WHAT YOU WILL DO:
a. In the Children's Hospital article, at which meeting was Orianna McKinnon elected the first woman president of the board?
b. Continue the Children's Hospital article from its last sentence.

PAGE EXTRACT:
Long in the forefront of pediatric research and development of medical instruction, Children's Hospital has now become witness to the forces of social change, much to the staff's delight.

Pioneering new therepeutic techniques and advancing the state of pediatric medicine are just two of the areas in which Children's can lay claim to many first that have become standard in medical technology and technique.

And a few weeks ago, Children's experienced another "first" in its 110-year history. At the Jan. 4, 1980, meeting of the 45-member board of directors at Children's Hospital, Orianna McKinnon was elected the first woman president of the board. The directors are responsible for the governing of the hospital.

Mrs. McKinnon has had a long association with Children's Hospital. She and her husband, the executive vice president of law and accounting and public affairs for Southern Railway Systems, moved here from North Carolina in 1954.Medical emergencies involving her three sons introduced Mrs. MfKinnon to the hospital.

"I quickly became convinced it was a great place," she said, remembering those early visits.

Her background in community service has prepared Mrs. McKinnon well for the role of coordinator, one of the chief duties of the board president. In the past, she has been treasurer of the Junior League of Washington and has also served as a board member of that organization. She later served as president of the St. Alban's Mothers' Club.

Mrs. McKinnon became associated with Children's Hospital in 1966 when she was asked to join the Board of Lady Visitors. Visitors are selected from the community and participate in a program of in-hospital work, fund-raising and community support for the hospital and its programs.

Four years later Mrs. McKinnon was elected president of the Board of Lady Visitors and held that position until 1973. As president, she served as an exofficio member of the board of directors of the hospital. The term is normally two years, but she was asked to serve a second term.

"However, I knew that in a year I was going to be very busy as president of the St. Alban's Mothers' Club," she explained, "which is why I served only one year of the second term."

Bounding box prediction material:
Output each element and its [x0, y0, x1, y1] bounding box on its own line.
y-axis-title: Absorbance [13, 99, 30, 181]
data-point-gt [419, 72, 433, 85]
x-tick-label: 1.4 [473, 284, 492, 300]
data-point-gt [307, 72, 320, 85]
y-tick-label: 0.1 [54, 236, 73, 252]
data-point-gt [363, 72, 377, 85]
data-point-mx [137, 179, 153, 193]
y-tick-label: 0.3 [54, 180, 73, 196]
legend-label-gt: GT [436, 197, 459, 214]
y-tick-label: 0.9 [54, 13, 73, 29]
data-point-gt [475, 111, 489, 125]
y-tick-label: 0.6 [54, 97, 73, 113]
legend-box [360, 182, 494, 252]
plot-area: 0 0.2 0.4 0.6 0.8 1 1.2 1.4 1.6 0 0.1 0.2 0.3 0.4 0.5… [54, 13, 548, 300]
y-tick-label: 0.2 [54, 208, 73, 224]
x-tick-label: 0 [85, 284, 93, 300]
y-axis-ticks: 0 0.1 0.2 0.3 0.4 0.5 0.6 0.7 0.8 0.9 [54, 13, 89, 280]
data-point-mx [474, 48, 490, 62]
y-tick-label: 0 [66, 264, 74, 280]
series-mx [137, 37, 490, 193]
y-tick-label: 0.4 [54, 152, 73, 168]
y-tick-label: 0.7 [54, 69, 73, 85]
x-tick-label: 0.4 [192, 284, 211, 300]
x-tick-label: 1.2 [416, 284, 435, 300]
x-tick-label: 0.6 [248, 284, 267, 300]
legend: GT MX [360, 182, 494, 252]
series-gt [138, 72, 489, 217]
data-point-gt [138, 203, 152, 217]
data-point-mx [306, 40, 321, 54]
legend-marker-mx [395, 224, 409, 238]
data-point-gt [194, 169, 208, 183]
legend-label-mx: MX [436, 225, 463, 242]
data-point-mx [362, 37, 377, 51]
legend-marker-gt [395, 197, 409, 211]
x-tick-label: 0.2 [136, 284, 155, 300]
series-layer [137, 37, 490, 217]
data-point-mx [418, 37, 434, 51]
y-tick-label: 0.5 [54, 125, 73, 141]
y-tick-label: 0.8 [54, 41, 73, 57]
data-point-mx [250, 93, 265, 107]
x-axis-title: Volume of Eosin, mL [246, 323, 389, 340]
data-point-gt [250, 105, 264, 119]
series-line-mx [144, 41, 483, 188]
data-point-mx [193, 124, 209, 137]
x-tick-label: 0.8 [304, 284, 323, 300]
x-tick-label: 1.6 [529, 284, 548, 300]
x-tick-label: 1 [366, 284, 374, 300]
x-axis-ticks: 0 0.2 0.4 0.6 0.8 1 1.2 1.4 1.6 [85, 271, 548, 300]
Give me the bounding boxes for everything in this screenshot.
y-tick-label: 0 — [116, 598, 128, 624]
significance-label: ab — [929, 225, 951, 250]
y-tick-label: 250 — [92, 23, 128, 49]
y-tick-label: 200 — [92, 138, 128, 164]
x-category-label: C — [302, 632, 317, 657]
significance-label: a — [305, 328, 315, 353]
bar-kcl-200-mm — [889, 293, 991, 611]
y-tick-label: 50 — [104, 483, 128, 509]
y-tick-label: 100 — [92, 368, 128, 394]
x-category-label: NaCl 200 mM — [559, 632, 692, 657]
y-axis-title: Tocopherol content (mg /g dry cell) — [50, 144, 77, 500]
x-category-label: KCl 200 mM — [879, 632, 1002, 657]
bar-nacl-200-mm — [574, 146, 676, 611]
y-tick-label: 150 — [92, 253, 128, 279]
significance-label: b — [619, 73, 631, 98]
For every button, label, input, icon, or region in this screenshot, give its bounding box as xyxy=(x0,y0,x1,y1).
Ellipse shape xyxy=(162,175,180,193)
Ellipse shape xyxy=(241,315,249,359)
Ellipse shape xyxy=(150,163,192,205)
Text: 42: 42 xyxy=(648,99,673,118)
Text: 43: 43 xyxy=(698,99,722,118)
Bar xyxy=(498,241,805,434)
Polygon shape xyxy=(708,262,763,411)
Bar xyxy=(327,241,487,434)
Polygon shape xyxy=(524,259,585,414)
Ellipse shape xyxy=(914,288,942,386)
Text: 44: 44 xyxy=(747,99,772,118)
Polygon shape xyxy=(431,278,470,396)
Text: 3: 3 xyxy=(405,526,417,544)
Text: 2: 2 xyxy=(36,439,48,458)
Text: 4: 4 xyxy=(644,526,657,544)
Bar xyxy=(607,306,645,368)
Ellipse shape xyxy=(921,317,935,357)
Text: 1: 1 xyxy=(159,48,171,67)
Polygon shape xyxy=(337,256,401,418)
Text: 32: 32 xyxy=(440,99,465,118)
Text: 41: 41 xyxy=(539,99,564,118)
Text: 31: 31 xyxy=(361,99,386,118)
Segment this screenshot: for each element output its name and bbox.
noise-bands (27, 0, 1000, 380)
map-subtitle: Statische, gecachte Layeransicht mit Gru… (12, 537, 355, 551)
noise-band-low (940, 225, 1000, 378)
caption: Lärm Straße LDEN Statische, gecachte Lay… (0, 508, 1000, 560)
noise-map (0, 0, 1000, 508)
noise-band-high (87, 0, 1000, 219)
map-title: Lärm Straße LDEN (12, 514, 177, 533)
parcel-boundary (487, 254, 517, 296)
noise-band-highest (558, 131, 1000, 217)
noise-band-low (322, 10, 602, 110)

WRITTEN RESPONSES:
a. The Jan. 4, 1980, meeting of the 45-member board of directors at Children's Hospital.

b.
In 1975 she was elected to both the board of directors and the 150-member corporate board of Children's. During her team, she was active on the Goals and Objectives Committee, the Public Relations Committee and the Nominating Committee.

Asked for a New Year's prediction about the years ahead for Children's Hospital National Medical Center, Mrs. McKinnon referred to the recently revised goals and objectives of the hospital. "Of course, we will continue our commitments to excellent pediatric health care, to education and research," she said. "Beyond that, we also have a commitment to the community which we hope to further in the coming years. We should never lose sight of what we mean to the community and what the community means to us.I also feel that we should examine who our publics are -- both within the hospital and outside -- and make sure that we communicate with each other in the best ways possible."

And, of course, those revised goals and objectives of Children's Hospital still include Children's policy, in effect since its founding in 1870, of never turning away a child, regardless of the parent's ability to pay for any necessary medical treatment. That's one policy that has never needed revising. It's the hospital's primary obligation to the nation and to Our Town until the charter expires -- in the year 2885.

The position of president of the board of directors carries no salary, of course. "Without volunteers," hospital director Dr. Robert Parrott said, "we would not have such a fine hospital today." Mrs. McKinnon is one of those tireless volunteers who has done much to shape the character of Children's. She will have an even greater impact as president of the board.

"I took on the presidency as a full-time position, with the hope that I can save some blocks of time for my other interests," Mrs. McKinnon said. Those other interest include art, both as a beginning artist and seasoned appreciator, and tennis.

Another interest is her family, which includes three sons. She hopes to save a large "block of time" to visit her second son in Denmark. He's at Duke University, but will take courses in Denmark later this year.

While Mrs. Mckinnon is the first woman to be elected president of the hospital, she does not see this as the prime issue. "Getting the job done is the prime issue," she said. "There's a lot to be done and I hope I am the person -- not the man or the woman -- who can do it."

"The nicest thing," Mrs. McKinnon said, "is that I have found I enjoy being of service to the community."